### The problem
Can you print the data exactly and leave out each image?

### Records for this task

▬▬▬

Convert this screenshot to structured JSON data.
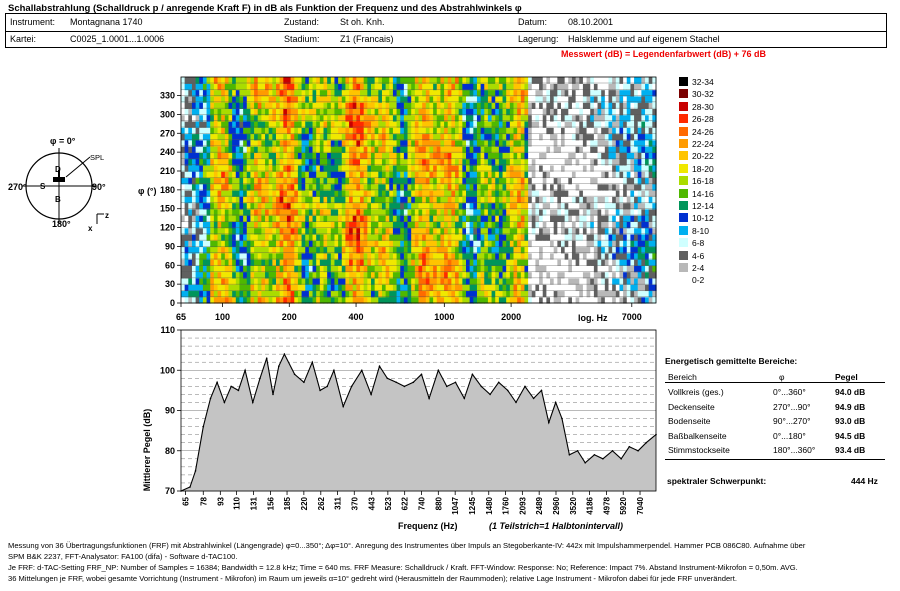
{
  "title": "Schallabstrahlung (Schalldruck p / anregende Kraft F) in dB als Funktion der Frequenz und des Abstrahlwinkels φ",
  "info": {
    "instrument_label": "Instrument:",
    "instrument_value": "Montagnana 1740",
    "kartei_label": "Kartei:",
    "kartei_value": "C0025_1.0001...1.0006",
    "zustand_label": "Zustand:",
    "zustand_value": "St oh. Knh.",
    "stadium_label": "Stadium:",
    "stadium_value": "Z1 (Francais)",
    "datum_label": "Datum:",
    "datum_value": "08.10.2001",
    "lagerung_label": "Lagerung:",
    "lagerung_value": "Halsklemme und auf eigenem Stachel"
  },
  "note": "Messwert (dB) = Legendenfarbwert (dB) + 76 dB",
  "diagram": {
    "top": "φ = 0°",
    "left": "270°",
    "right": "90°",
    "bottom": "180°",
    "spl": "SPL",
    "d": "D",
    "s": "S",
    "b": "B",
    "axis_x": "x",
    "axis_z": "z"
  },
  "legend": [
    {
      "label": "32-34",
      "color": "#000000"
    },
    {
      "label": "30-32",
      "color": "#7a0000"
    },
    {
      "label": "28-30",
      "color": "#c80000"
    },
    {
      "label": "26-28",
      "color": "#ff2a00"
    },
    {
      "label": "24-26",
      "color": "#ff6a00"
    },
    {
      "label": "22-24",
      "color": "#ff9b00"
    },
    {
      "label": "20-22",
      "color": "#ffc400"
    },
    {
      "label": "18-20",
      "color": "#f0e800"
    },
    {
      "label": "16-18",
      "color": "#aadc00"
    },
    {
      "label": "14-16",
      "color": "#4fb800"
    },
    {
      "label": "12-14",
      "color": "#00955a"
    },
    {
      "label": "10-12",
      "color": "#0030d0"
    },
    {
      "label": "8-10",
      "color": "#00b0f0"
    },
    {
      "label": "6-8",
      "color": "#cfffff"
    },
    {
      "label": "4-6",
      "color": "#606060"
    },
    {
      "label": "2-4",
      "color": "#b8b8b8"
    },
    {
      "label": "0-2",
      "color": "#ffffff"
    }
  ],
  "summary": {
    "heading": "Energetisch gemittelte Bereiche:",
    "col_bereich": "Bereich",
    "col_phi": "φ",
    "col_pegel": "Pegel",
    "rows": [
      {
        "name": "Vollkreis (ges.)",
        "range": "0°...360°",
        "value": "94.0 dB"
      },
      {
        "name": "Deckenseite",
        "range": "270°...90°",
        "value": "94.9 dB"
      },
      {
        "name": "Bodenseite",
        "range": "90°...270°",
        "value": "93.0 dB"
      },
      {
        "name": "Baßbalkenseite",
        "range": "0°...180°",
        "value": "94.5 dB"
      },
      {
        "name": "Stimmstockseite",
        "range": "180°...360°",
        "value": "93.4 dB"
      }
    ],
    "schwerpunkt_label": "spektraler Schwerpunkt:",
    "schwerpunkt_value": "444 Hz"
  },
  "footer": [
    "Messung von 36 Übertragungsfunktionen (FRF) mit Abstrahlwinkel (Längengrade) φ=0...350°; Δφ=10°. Anregung des Instrumentes über Impuls an Stegoberkante-IV:  442x mit Impulshammerpendel. Hammer PCB 086C80. Aufnahme über",
    "SPM B&K 2237,  FFT-Analysator: FA100 (difa) - Software d-TAC100.",
    "Je FRF: d-TAC-Setting FRF_NP: Number of Samples = 16384; Bandwidth = 12.8 kHz; Time = 640 ms. FRF Measure: Schalldruck / Kraft. FFT-Window: Response: No; Reference: Impact 7%. Abstand Instrument-Mikrofon = 0,50m. AVG.",
    "36 Mittelungen je FRF, wobei gesamte Vorrichtung  (Instrument - Mikrofon) im Raum um jeweils α=10° gedreht wird (Herausmitteln der Raummoden); relative Lage Instrument - Mikrofon  dabei für jede FRF unverändert."
  ],
  "chart_data": [
    {
      "type": "heatmap",
      "title": "",
      "xlabel": "log. Hz",
      "ylabel": "φ (°)",
      "x_scale": "log",
      "xlim": [
        65,
        9000
      ],
      "ylim": [
        0,
        350
      ],
      "x_ticks": [
        "65",
        "100",
        "200",
        "400",
        "1000",
        "2000",
        "7000"
      ],
      "y_ticks": [
        "0",
        "30",
        "60",
        "90",
        "120",
        "150",
        "180",
        "210",
        "240",
        "270",
        "300",
        "330"
      ],
      "color_scale": "legend (dB above 76 dB)"
    },
    {
      "type": "area",
      "title": "",
      "xlabel": "Frequenz (Hz)",
      "xlabel_note": "(1 Teilstrich=1 Halbtonintervall)",
      "ylabel": "Mittlerer Pegel (dB)",
      "x_scale": "log",
      "xlim": [
        62,
        8300
      ],
      "ylim": [
        70,
        110
      ],
      "y_ticks": [
        "70",
        "80",
        "90",
        "100",
        "110"
      ],
      "x_ticks": [
        "65",
        "78",
        "93",
        "110",
        "131",
        "156",
        "185",
        "220",
        "262",
        "311",
        "370",
        "443",
        "523",
        "622",
        "740",
        "880",
        "1047",
        "1245",
        "1480",
        "1760",
        "2093",
        "2489",
        "2960",
        "3520",
        "4186",
        "4978",
        "5920",
        "7040"
      ],
      "x": [
        62,
        68,
        72,
        78,
        84,
        90,
        97,
        104,
        112,
        120,
        130,
        140,
        150,
        160,
        170,
        180,
        200,
        220,
        240,
        260,
        280,
        300,
        330,
        360,
        400,
        440,
        480,
        520,
        570,
        620,
        680,
        740,
        800,
        880,
        960,
        1050,
        1150,
        1250,
        1370,
        1500,
        1640,
        1800,
        1960,
        2150,
        2350,
        2550,
        2750,
        2950,
        3150,
        3400,
        3700,
        4000,
        4400,
        4800,
        5300,
        5800,
        6300,
        6900,
        7500,
        8300
      ],
      "values": [
        70,
        71,
        75,
        86,
        93,
        97,
        92,
        96,
        95,
        100,
        92,
        98,
        103,
        94,
        101,
        104,
        99,
        97,
        102,
        95,
        96,
        100,
        91,
        96,
        100,
        94,
        101,
        98,
        97,
        96,
        97,
        99,
        93,
        100,
        96,
        97,
        93,
        99,
        96,
        94,
        97,
        95,
        92,
        96,
        93,
        95,
        87,
        92,
        88,
        79,
        80,
        77,
        79,
        78,
        80,
        78,
        81,
        80,
        82,
        84
      ]
    }
  ]
}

▬▬▬

### Solution to the exercise
Convert this screenshot to structured JSON data.
{
  "title": "Schallabstrahlung (Schalldruck p / anregende Kraft F) in dB als Funktion der Frequenz und des Abstrahlwinkels φ",
  "info": {
    "instrument_label": "Instrument:",
    "instrument_value": "Montagnana 1740",
    "kartei_label": "Kartei:",
    "kartei_value": "C0025_1.0001...1.0006",
    "zustand_label": "Zustand:",
    "zustand_value": "St oh. Knh.",
    "stadium_label": "Stadium:",
    "stadium_value": "Z1 (Francais)",
    "datum_label": "Datum:",
    "datum_value": "08.10.2001",
    "lagerung_label": "Lagerung:",
    "lagerung_value": "Halsklemme und auf eigenem Stachel"
  },
  "note": "Messwert (dB) = Legendenfarbwert (dB) + 76 dB",
  "diagram": {
    "top": "φ = 0°",
    "left": "270°",
    "right": "90°",
    "bottom": "180°",
    "spl": "SPL",
    "d": "D",
    "s": "S",
    "b": "B",
    "axis_x": "x",
    "axis_z": "z"
  },
  "legend": [
    {
      "label": "32-34",
      "color": "#000000"
    },
    {
      "label": "30-32",
      "color": "#7a0000"
    },
    {
      "label": "28-30",
      "color": "#c80000"
    },
    {
      "label": "26-28",
      "color": "#ff2a00"
    },
    {
      "label": "24-26",
      "color": "#ff6a00"
    },
    {
      "label": "22-24",
      "color": "#ff9b00"
    },
    {
      "label": "20-22",
      "color": "#ffc400"
    },
    {
      "label": "18-20",
      "color": "#f0e800"
    },
    {
      "label": "16-18",
      "color": "#aadc00"
    },
    {
      "label": "14-16",
      "color": "#4fb800"
    },
    {
      "label": "12-14",
      "color": "#00955a"
    },
    {
      "label": "10-12",
      "color": "#0030d0"
    },
    {
      "label": "8-10",
      "color": "#00b0f0"
    },
    {
      "label": "6-8",
      "color": "#cfffff"
    },
    {
      "label": "4-6",
      "color": "#606060"
    },
    {
      "label": "2-4",
      "color": "#b8b8b8"
    },
    {
      "label": "0-2",
      "color": "#ffffff"
    }
  ],
  "summary": {
    "heading": "Energetisch gemittelte Bereiche:",
    "col_bereich": "Bereich",
    "col_phi": "φ",
    "col_pegel": "Pegel",
    "rows": [
      {
        "name": "Vollkreis (ges.)",
        "range": "0°...360°",
        "value": "94.0 dB"
      },
      {
        "name": "Deckenseite",
        "range": "270°...90°",
        "value": "94.9 dB"
      },
      {
        "name": "Bodenseite",
        "range": "90°...270°",
        "value": "93.0 dB"
      },
      {
        "name": "Baßbalkenseite",
        "range": "0°...180°",
        "value": "94.5 dB"
      },
      {
        "name": "Stimmstockseite",
        "range": "180°...360°",
        "value": "93.4 dB"
      }
    ],
    "schwerpunkt_label": "spektraler Schwerpunkt:",
    "schwerpunkt_value": "444 Hz"
  },
  "footer": [
    "Messung von 36 Übertragungsfunktionen (FRF) mit Abstrahlwinkel (Längengrade) φ=0...350°; Δφ=10°. Anregung des Instrumentes über Impuls an Stegoberkante-IV:  442x mit Impulshammerpendel. Hammer PCB 086C80. Aufnahme über",
    "SPM B&K 2237,  FFT-Analysator: FA100 (difa) - Software d-TAC100.",
    "Je FRF: d-TAC-Setting FRF_NP: Number of Samples = 16384; Bandwidth = 12.8 kHz; Time = 640 ms. FRF Measure: Schalldruck / Kraft. FFT-Window: Response: No; Reference: Impact 7%. Abstand Instrument-Mikrofon = 0,50m. AVG.",
    "36 Mittelungen je FRF, wobei gesamte Vorrichtung  (Instrument - Mikrofon) im Raum um jeweils α=10° gedreht wird (Herausmitteln der Raummoden); relative Lage Instrument - Mikrofon  dabei für jede FRF unverändert."
  ],
  "chart_data": [
    {
      "type": "heatmap",
      "title": "",
      "xlabel": "log. Hz",
      "ylabel": "φ (°)",
      "x_scale": "log",
      "xlim": [
        65,
        9000
      ],
      "ylim": [
        0,
        350
      ],
      "x_ticks": [
        "65",
        "100",
        "200",
        "400",
        "1000",
        "2000",
        "7000"
      ],
      "y_ticks": [
        "0",
        "30",
        "60",
        "90",
        "120",
        "150",
        "180",
        "210",
        "240",
        "270",
        "300",
        "330"
      ],
      "color_scale": "legend (dB above 76 dB)"
    },
    {
      "type": "area",
      "title": "",
      "xlabel": "Frequenz (Hz)",
      "xlabel_note": "(1 Teilstrich=1 Halbtonintervall)",
      "ylabel": "Mittlerer Pegel (dB)",
      "x_scale": "log",
      "xlim": [
        62,
        8300
      ],
      "ylim": [
        70,
        110
      ],
      "y_ticks": [
        "70",
        "80",
        "90",
        "100",
        "110"
      ],
      "x_ticks": [
        "65",
        "78",
        "93",
        "110",
        "131",
        "156",
        "185",
        "220",
        "262",
        "311",
        "370",
        "443",
        "523",
        "622",
        "740",
        "880",
        "1047",
        "1245",
        "1480",
        "1760",
        "2093",
        "2489",
        "2960",
        "3520",
        "4186",
        "4978",
        "5920",
        "7040"
      ],
      "x": [
        62,
        68,
        72,
        78,
        84,
        90,
        97,
        104,
        112,
        120,
        130,
        140,
        150,
        160,
        170,
        180,
        200,
        220,
        240,
        260,
        280,
        300,
        330,
        360,
        400,
        440,
        480,
        520,
        570,
        620,
        680,
        740,
        800,
        880,
        960,
        1050,
        1150,
        1250,
        1370,
        1500,
        1640,
        1800,
        1960,
        2150,
        2350,
        2550,
        2750,
        2950,
        3150,
        3400,
        3700,
        4000,
        4400,
        4800,
        5300,
        5800,
        6300,
        6900,
        7500,
        8300
      ],
      "values": [
        70,
        71,
        75,
        86,
        93,
        97,
        92,
        96,
        95,
        100,
        92,
        98,
        103,
        94,
        101,
        104,
        99,
        97,
        102,
        95,
        96,
        100,
        91,
        96,
        100,
        94,
        101,
        98,
        97,
        96,
        97,
        99,
        93,
        100,
        96,
        97,
        93,
        99,
        96,
        94,
        97,
        95,
        92,
        96,
        93,
        95,
        87,
        92,
        88,
        79,
        80,
        77,
        79,
        78,
        80,
        78,
        81,
        80,
        82,
        84
      ]
    }
  ]
}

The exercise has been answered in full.